#### Omschrijving opdracht
Beoordeel of de volgende uitspraken met de brontekst hieronder overeenstemmen. Antwoord per uitspraak met ja of nee en citeer letterlijk de woorden uit de brontekst die de doorslag geven.
(a) Het bouwwerk waarvan God de bouwmeester is, bestaat uit levende mensen.
(b) Christenen zijn heilig vanwege hun eigen prestaties in het bereiken van zuiverheid van leven.
(c) Mozes was getrouw in zijn huis als zoon.

#### Brontekst
:::::

Hebreeën 3:6

Hebreeën 3:1-6 (NBG51)
1Daarom, heilige broeders, deelgenoten der hemelse roeping, richt uw oog op de apostel en hogepriester onzer belijdenis, Jezus, 2die getrouw is jegens Hem, die Hem heeft aangesteld, evenals ook Mozes getrouw was in [geheel] zijn huis. 3Want Hij is zoveel groter heerlijkheid dan Mozes waardig gekeurd, als de bouwmeester hoger eer geniet dan het huis. 4Want elk huis wordt door iemand gebouwd, maar de bouwmeester van alles is God. 5Nu was Mozes wel getrouw in geheel zijn huis als dienaar om te getuigen van hetgeen gesproken zou worden, 6maar Christus als Zoon over zijn huis. Zijn huis zijn wij, indien wij de vrijmoedigheid en de hoop, waarin wij roemen, [tot het einde onverwrikt] vasthouden.

Het huis waarover hier gesproken wordt is dat wat God in deze wereld aan het opbouwen is. Het bouwwerk waarvan Hij de bouwmeester is, bestaat niet uit dode stenen, maar uit levende mensen. Het is Gods volk, dat zich als samenhangend geheel onderscheidt van alle andere mensen. God geeft een  bijzondere vorming aan zijn volk, Hij zorgt voor het welzijn ervan, en Hij heeft er een welbepaalde bestemming of doel voor. Al de beloften die we in de bijbel vinden zijn daarvan een concrete uitdrukking. 

Hoofdstuk 3 van de Hebreeënbrief spreekt de lezers aan alsheilige broeders’ endeelgenoten der hemelse roeping‘. De heilige broeders of zoals de NBV zegt ‘heilige broeders en zusters’ (in de Griekse grondtekst worden met één woord zowel de broers als de zusters bedoeld) zijn de christenen. De uitdrukking (heilige broeders) betekent letterlijk “broeders en zusters die apart gezet zijn (van de wereld en de zonde) en toegewijd zijn aan of in dienst staan van God, door Christus.” Christenen zijn heiligen, niet vanwege hun eigen prestaties in het bereiken van zuiverheid van leven, hoewel dit een noodzaak is, maar omdat God hen heilig noemt, in de Schrift (zie 1 Korintiërs 1:2; 6:11). In Jezus Christus zijn wij heilig of apart gezet.

:::::

#### Getoonde items
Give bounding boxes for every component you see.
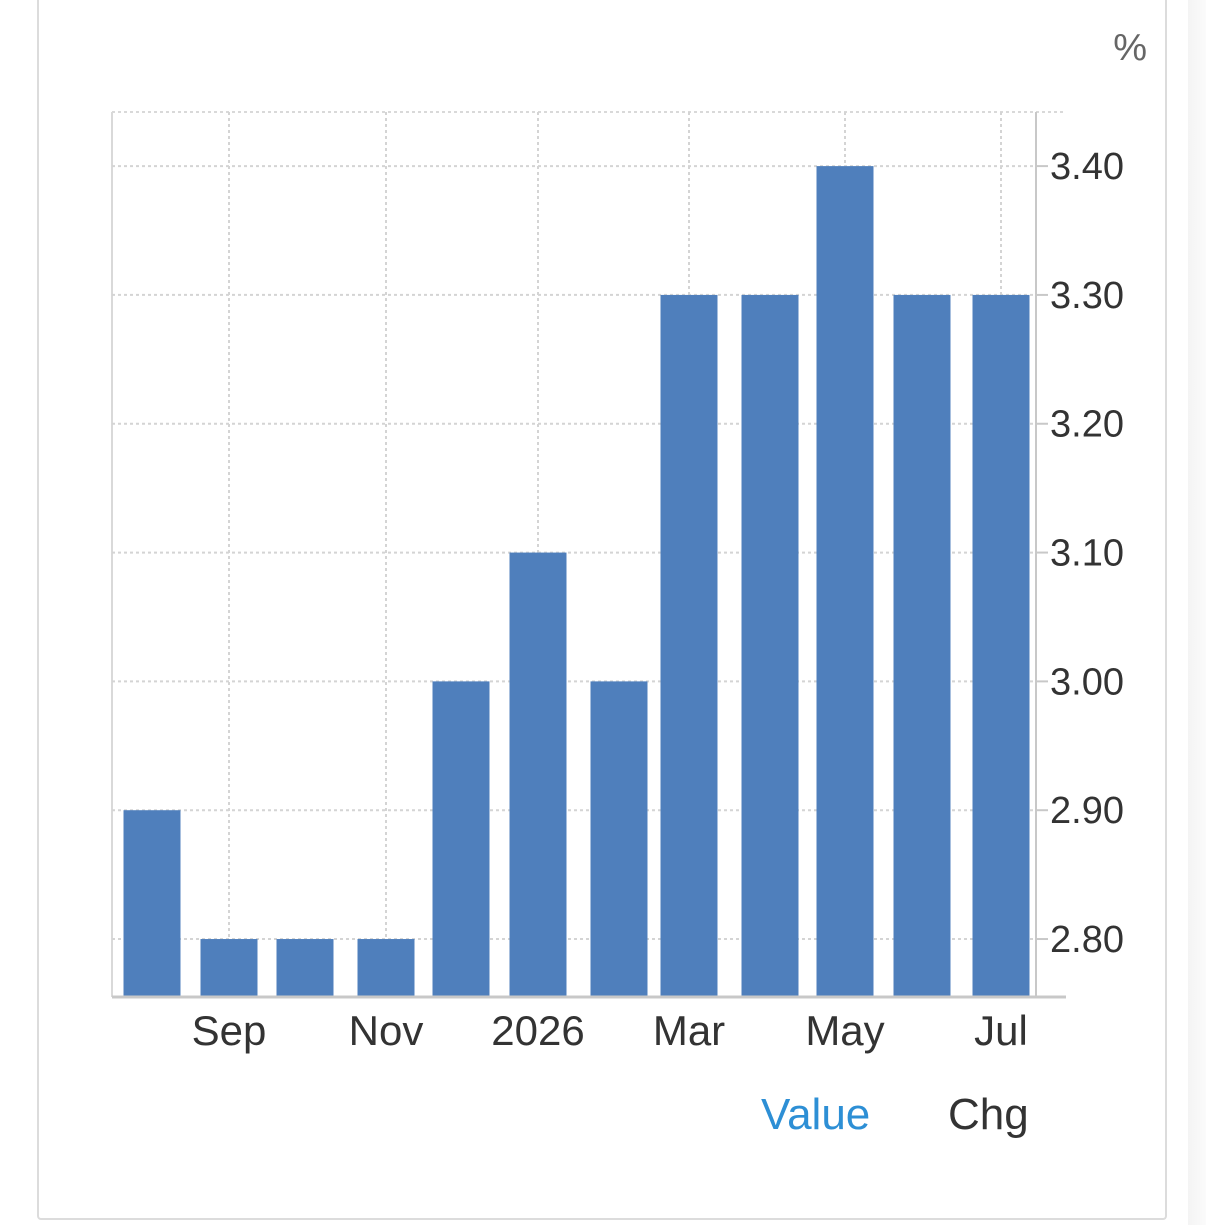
y-tick-label: 3.30 bbox=[1050, 275, 1124, 317]
y-tick-label: 2.80 bbox=[1050, 919, 1124, 961]
bar-sep bbox=[200, 939, 258, 997]
bar-apr bbox=[741, 294, 799, 997]
x-tick-label: Nov bbox=[349, 1007, 424, 1054]
y-tick-label: 3.10 bbox=[1050, 533, 1124, 575]
y-tick-label: 3.20 bbox=[1050, 404, 1124, 446]
bar-oct bbox=[276, 939, 334, 997]
chart-card bbox=[37, 0, 1167, 1220]
bar-jul bbox=[972, 294, 1030, 997]
x-axis-ticks: Sep Nov 2026 Mar May Jul bbox=[192, 1007, 1028, 1054]
y-tick-label: 3.40 bbox=[1050, 146, 1124, 188]
page-edge bbox=[1188, 0, 1206, 1225]
bar-jun bbox=[893, 294, 951, 997]
bars bbox=[123, 166, 1030, 997]
x-tick-label: Sep bbox=[192, 1007, 267, 1054]
y-tick-label: 3.00 bbox=[1050, 661, 1124, 703]
axes bbox=[112, 112, 1066, 999]
bar-2026 bbox=[509, 552, 567, 997]
bar-may bbox=[816, 166, 874, 997]
value-toggle[interactable]: Value bbox=[761, 1090, 871, 1139]
change-toggle[interactable]: Chg bbox=[948, 1090, 1029, 1139]
bar-nov bbox=[357, 939, 415, 997]
bar-aug bbox=[123, 810, 181, 997]
y-tick-label: 2.90 bbox=[1050, 790, 1124, 832]
x-tick-label: May bbox=[805, 1007, 884, 1054]
bar-mar bbox=[660, 294, 718, 997]
x-tick-label: 2026 bbox=[491, 1007, 584, 1054]
unit-label: % bbox=[1113, 27, 1147, 69]
bar-feb bbox=[590, 681, 648, 997]
x-tick-label: Jul bbox=[974, 1007, 1028, 1054]
chart-grid bbox=[111, 111, 1066, 997]
x-tick-label: Mar bbox=[653, 1007, 725, 1054]
y-axis-ticks: 3.40 3.30 3.20 3.10 3.00 2.90 2.80 bbox=[1050, 146, 1124, 961]
bar-dec bbox=[432, 681, 490, 997]
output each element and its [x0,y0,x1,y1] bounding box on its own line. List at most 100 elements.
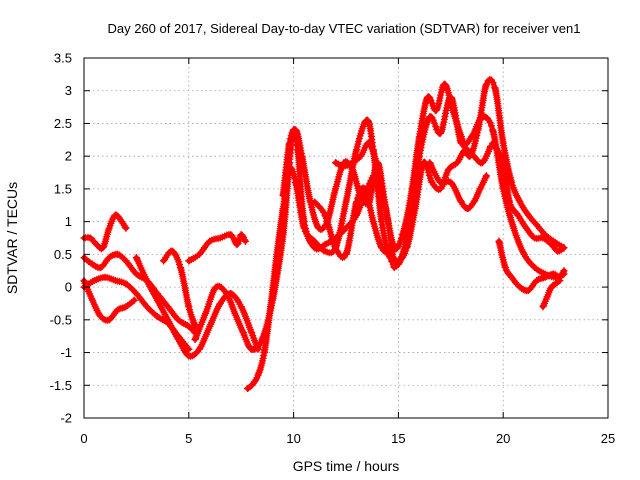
data-point [176,263,184,271]
series-track-14 [489,139,568,255]
data-point [457,198,465,206]
data-point [516,283,524,291]
data-point [365,139,373,147]
data-point [254,371,262,379]
data-point [153,296,161,304]
data-point [531,263,539,271]
data-point [550,270,558,278]
data-point [160,257,168,265]
data-point [505,198,513,206]
data-point [174,316,182,324]
data-point [470,198,478,206]
y-tick-label: 0 [65,280,72,295]
data-point [292,126,300,134]
data-point [340,162,348,170]
series-track-13 [426,159,490,213]
data-point [447,178,455,186]
y-tick-label: 1 [65,214,72,229]
data-point [237,303,245,311]
y-tick-label: 2.5 [54,116,72,131]
data-point [279,205,287,213]
data-point [547,241,555,249]
data-point [501,263,509,271]
data-point [357,152,365,160]
x-tick-label: 0 [80,431,87,446]
y-tick-label: 0.5 [54,247,72,262]
data-point [508,273,516,281]
series-track-11 [311,142,495,265]
data-point [533,277,541,285]
data-point [560,244,568,252]
data-point [445,165,453,173]
data-point [248,329,256,337]
data-point [260,349,268,357]
data-point [248,381,256,389]
data-point [449,106,457,114]
data-point [195,250,203,258]
data-point [97,263,105,271]
data-point [352,146,360,154]
data-point [332,159,340,167]
data-point [111,277,119,285]
data-point [426,159,434,167]
data-point [522,224,530,232]
data-point [227,231,235,239]
data-point [298,152,306,160]
data-point [424,93,432,101]
data-layer [80,75,568,393]
data-point [539,303,547,311]
data-point [524,286,532,294]
data-point [101,273,109,281]
data-point [174,335,182,343]
data-point [111,211,119,219]
data-point [436,185,444,193]
data-point [164,316,172,324]
plot-frame [83,57,609,419]
data-point [114,250,122,258]
data-point [321,211,329,219]
data-point [436,129,444,137]
y-tick-label: -1.5 [50,378,72,393]
series-track-12 [332,139,381,170]
data-point [143,303,151,311]
data-point [185,352,193,360]
data-point [554,247,562,255]
data-point [556,277,564,285]
data-point [132,290,140,298]
data-point [239,329,247,337]
data-point [273,250,281,258]
data-point [216,299,224,307]
data-point [552,280,560,288]
data-point [373,162,381,170]
data-point [279,191,287,199]
data-point [453,159,461,167]
series-track-15 [495,237,568,295]
data-point [243,385,251,393]
data-point [411,205,419,213]
data-point [342,198,350,206]
data-point [386,250,394,258]
data-point [164,303,172,311]
data-point [122,303,130,311]
data-point [332,185,340,193]
data-point [88,296,96,304]
data-point [315,224,323,232]
data-point [382,205,390,213]
data-point [436,178,444,186]
x-tick-labels: 0 5 10 15 20 25 [80,431,615,446]
data-point [378,244,386,252]
y-tick-label: -1 [60,345,72,360]
data-point [491,83,499,91]
data-point [132,270,140,278]
data-point [105,316,113,324]
y-axis-label: SDTVAR / TECUs [4,182,20,294]
data-point [361,185,369,193]
data-point [390,244,398,252]
data-point [441,80,449,88]
data-point [403,244,411,252]
data-point [369,218,377,226]
data-point [482,172,490,180]
x-tick-label: 10 [286,431,300,446]
data-point [524,211,532,219]
data-point [130,296,138,304]
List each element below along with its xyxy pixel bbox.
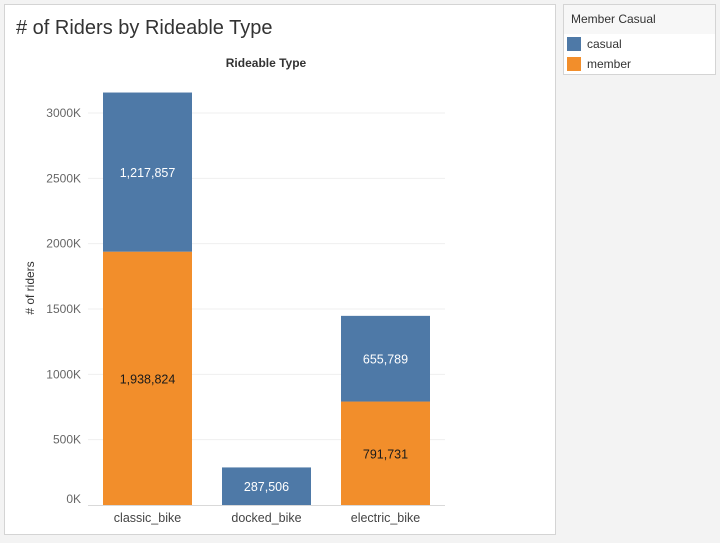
legend-swatch	[567, 57, 581, 71]
bar-casual	[222, 467, 311, 505]
y-tick-label: 0K	[66, 492, 81, 506]
y-tick-label: 500K	[53, 433, 81, 447]
bar-member	[341, 401, 430, 505]
legend-title: Member Casual	[564, 5, 715, 34]
y-tick-label: 3000K	[46, 106, 81, 120]
x-tick-label: electric_bike	[351, 511, 421, 525]
legend-item-member[interactable]: member	[564, 54, 715, 74]
bar-chart: 0K 500K 1000K 1500K 2000K 2500K 3000K Rideable …	[23, 56, 445, 525]
x-axis-title: Rideable Type	[226, 56, 307, 70]
bar-casual	[341, 315, 430, 402]
y-tick-label: 1000K	[46, 367, 81, 381]
chart-title: # of Riders by Rideable Type	[16, 17, 273, 39]
data-label: 1,938,824	[120, 372, 176, 386]
x-tick-label: docked_bike	[231, 511, 301, 525]
bar-casual	[103, 92, 192, 252]
data-label: 655,789	[363, 353, 408, 367]
y-tick-label: 2500K	[46, 171, 81, 185]
y-axis-title: # of riders	[23, 261, 37, 314]
data-label: 791,731	[363, 447, 408, 461]
x-tick-label: classic_bike	[114, 511, 181, 525]
chart-card: # of Riders by Rideable Type	[4, 4, 556, 535]
legend-swatch	[567, 37, 581, 51]
legend-item-casual[interactable]: casual	[564, 34, 715, 54]
bar-member	[103, 251, 192, 505]
data-label: 1,217,857	[120, 166, 176, 180]
y-tick-label: 1500K	[46, 302, 81, 316]
legend-label: member	[587, 57, 632, 71]
legend-label: casual	[587, 37, 622, 51]
y-tick-label: 2000K	[46, 237, 81, 251]
legend: Member Casual casual member	[563, 4, 716, 75]
data-label: 287,506	[244, 480, 289, 494]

:::::

#### Oplossing
(a) Ja: "Het bouwwerk waarvan Hij de bouwmeester is, bestaat niet uit dode stenen, maar uit levende mensen."
(b) Nee: "Christenen zijn heiligen, niet vanwege hun eigen prestaties in het bereiken van zuiverheid van leven, hoewel dit een noodzaak is, maar omdat God hen heilig noemt"
(c) Nee: "Nu was Mozes wel getrouw in geheel zijn huis als dienaar"